--- TASK OBJECTIVE ---
Write every record out again exactly as given.

Collected data entries

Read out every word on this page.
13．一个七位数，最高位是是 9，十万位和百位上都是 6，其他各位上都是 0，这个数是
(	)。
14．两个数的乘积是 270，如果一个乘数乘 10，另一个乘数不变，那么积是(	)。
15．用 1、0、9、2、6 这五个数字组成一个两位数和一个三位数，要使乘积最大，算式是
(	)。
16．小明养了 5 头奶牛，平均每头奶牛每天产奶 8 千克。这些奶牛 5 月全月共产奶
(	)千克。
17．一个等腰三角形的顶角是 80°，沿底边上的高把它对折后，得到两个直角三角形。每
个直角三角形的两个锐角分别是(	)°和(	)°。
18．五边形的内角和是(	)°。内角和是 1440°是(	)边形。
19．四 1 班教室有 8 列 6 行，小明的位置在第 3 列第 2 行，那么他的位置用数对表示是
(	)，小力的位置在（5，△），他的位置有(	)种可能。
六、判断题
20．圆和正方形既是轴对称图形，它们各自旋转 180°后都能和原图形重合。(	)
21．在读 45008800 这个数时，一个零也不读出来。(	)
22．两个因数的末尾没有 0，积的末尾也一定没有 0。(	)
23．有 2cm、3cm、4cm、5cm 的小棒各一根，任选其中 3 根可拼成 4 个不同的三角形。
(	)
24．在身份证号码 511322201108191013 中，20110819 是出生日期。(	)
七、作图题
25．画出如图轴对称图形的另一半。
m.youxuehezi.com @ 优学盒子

--- TASK OUTPUT ---
Read out every word on this page.
13．一个七位数，最高位是是 9，十万位和百位上都是 6，其他各位上都是 0，这个数是
(	)。
14．两个数的乘积是 270，如果一个乘数乘 10，另一个乘数不变，那么积是(	)。
15．用 1、0、9、2、6 这五个数字组成一个两位数和一个三位数，要使乘积最大，算式是
(	)。
16．小明养了 5 头奶牛，平均每头奶牛每天产奶 8 千克。这些奶牛 5 月全月共产奶
(	)千克。
17．一个等腰三角形的顶角是 80°，沿底边上的高把它对折后，得到两个直角三角形。每
个直角三角形的两个锐角分别是(	)°和(	)°。
18．五边形的内角和是(	)°。内角和是 1440°是(	)边形。
19．四 1 班教室有 8 列 6 行，小明的位置在第 3 列第 2 行，那么他的位置用数对表示是
(	)，小力的位置在（5，△），他的位置有(	)种可能。
六、判断题
20．圆和正方形既是轴对称图形，它们各自旋转 180°后都能和原图形重合。(	)
21．在读 45008800 这个数时，一个零也不读出来。(	)
22．两个因数的末尾没有 0，积的末尾也一定没有 0。(	)
23．有 2cm、3cm、4cm、5cm 的小棒各一根，任选其中 3 根可拼成 4 个不同的三角形。
(	)
24．在身份证号码 511322201108191013 中，20110819 是出生日期。(	)
七、作图题
25．画出如图轴对称图形的另一半。
m.youxuehezi.com @ 优学盒子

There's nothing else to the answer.